= Input data =

● ● ● ● ●

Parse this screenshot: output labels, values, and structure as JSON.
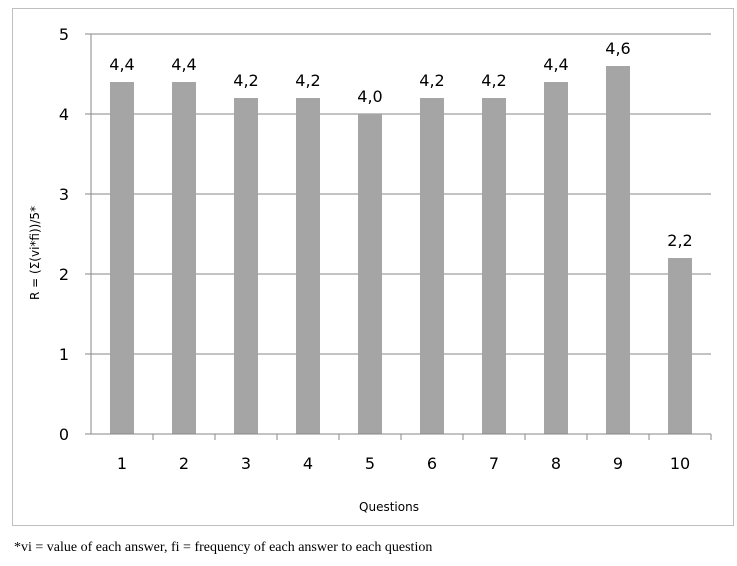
{
  "chart_data": {
    "type": "bar",
    "categories": [
      "1",
      "2",
      "3",
      "4",
      "5",
      "6",
      "7",
      "8",
      "9",
      "10"
    ],
    "values": [
      4.4,
      4.4,
      4.2,
      4.2,
      4.0,
      4.2,
      4.2,
      4.4,
      4.6,
      2.2
    ],
    "data_labels": [
      "4,4",
      "4,4",
      "4,2",
      "4,2",
      "4,0",
      "4,2",
      "4,2",
      "4,4",
      "4,6",
      "2,2"
    ],
    "title": "",
    "xlabel": "Questions",
    "ylabel": "R = (Σ(vi*fi))/5*",
    "ylim": [
      0,
      5
    ],
    "yticks": [
      "0",
      "1",
      "2",
      "3",
      "4",
      "5"
    ],
    "grid": true,
    "legend": "none",
    "colors": {
      "bar": "#a5a5a5",
      "grid": "#878787",
      "axis": "#878787"
    }
  },
  "footnote": "*vi = value of each answer, fi = frequency of each answer to each question"
}
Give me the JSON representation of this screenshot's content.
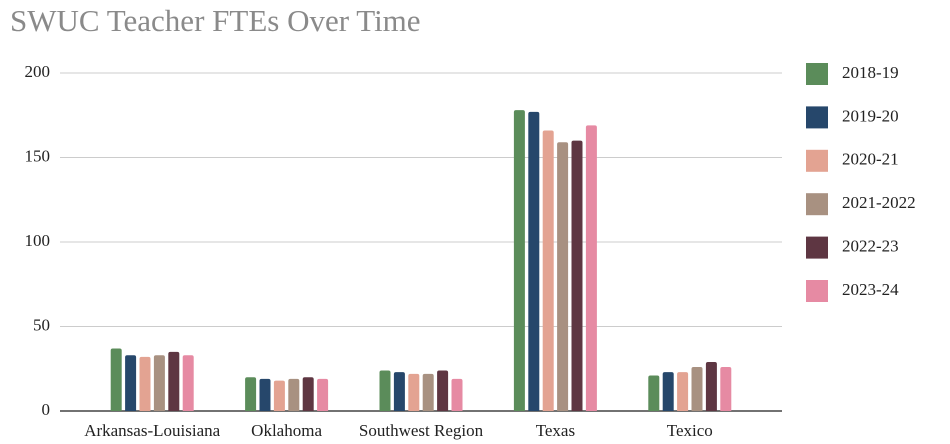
{
  "chart_data": {
    "type": "bar",
    "title": "SWUC Teacher FTEs Over Time",
    "categories": [
      "Arkansas-Louisiana",
      "Oklahoma",
      "Southwest Region",
      "Texas",
      "Texico"
    ],
    "series": [
      {
        "name": "2018-19",
        "color": "#5b8c5a",
        "values": [
          37,
          20,
          24,
          178,
          21
        ]
      },
      {
        "name": "2019-20",
        "color": "#26476b",
        "values": [
          33,
          19,
          23,
          177,
          23
        ]
      },
      {
        "name": "2020-21",
        "color": "#e3a392",
        "values": [
          32,
          18,
          22,
          166,
          23
        ]
      },
      {
        "name": "2021-2022",
        "color": "#a89181",
        "values": [
          33,
          19,
          22,
          159,
          26
        ]
      },
      {
        "name": "2022-23",
        "color": "#5e3642",
        "values": [
          35,
          20,
          24,
          160,
          29
        ]
      },
      {
        "name": "2023-24",
        "color": "#e68aa3",
        "values": [
          33,
          19,
          19,
          169,
          26
        ]
      }
    ],
    "ylim": [
      0,
      200
    ],
    "yticks": [
      0,
      50,
      100,
      150,
      200
    ],
    "grid": true,
    "legend": "right"
  }
}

● ● ● ● ●

= Short task =
Everything from the line with "Give me the" through the final line of the records above should be written out exactly, minus the pictures.

= Finished task =
Give me the JSON representation of this screenshot's content.
{
  "chart_data": {
    "type": "bar",
    "title": "SWUC Teacher FTEs Over Time",
    "categories": [
      "Arkansas-Louisiana",
      "Oklahoma",
      "Southwest Region",
      "Texas",
      "Texico"
    ],
    "series": [
      {
        "name": "2018-19",
        "color": "#5b8c5a",
        "values": [
          37,
          20,
          24,
          178,
          21
        ]
      },
      {
        "name": "2019-20",
        "color": "#26476b",
        "values": [
          33,
          19,
          23,
          177,
          23
        ]
      },
      {
        "name": "2020-21",
        "color": "#e3a392",
        "values": [
          32,
          18,
          22,
          166,
          23
        ]
      },
      {
        "name": "2021-2022",
        "color": "#a89181",
        "values": [
          33,
          19,
          22,
          159,
          26
        ]
      },
      {
        "name": "2022-23",
        "color": "#5e3642",
        "values": [
          35,
          20,
          24,
          160,
          29
        ]
      },
      {
        "name": "2023-24",
        "color": "#e68aa3",
        "values": [
          33,
          19,
          19,
          169,
          26
        ]
      }
    ],
    "ylim": [
      0,
      200
    ],
    "yticks": [
      0,
      50,
      100,
      150,
      200
    ],
    "grid": true,
    "legend": "right"
  }
}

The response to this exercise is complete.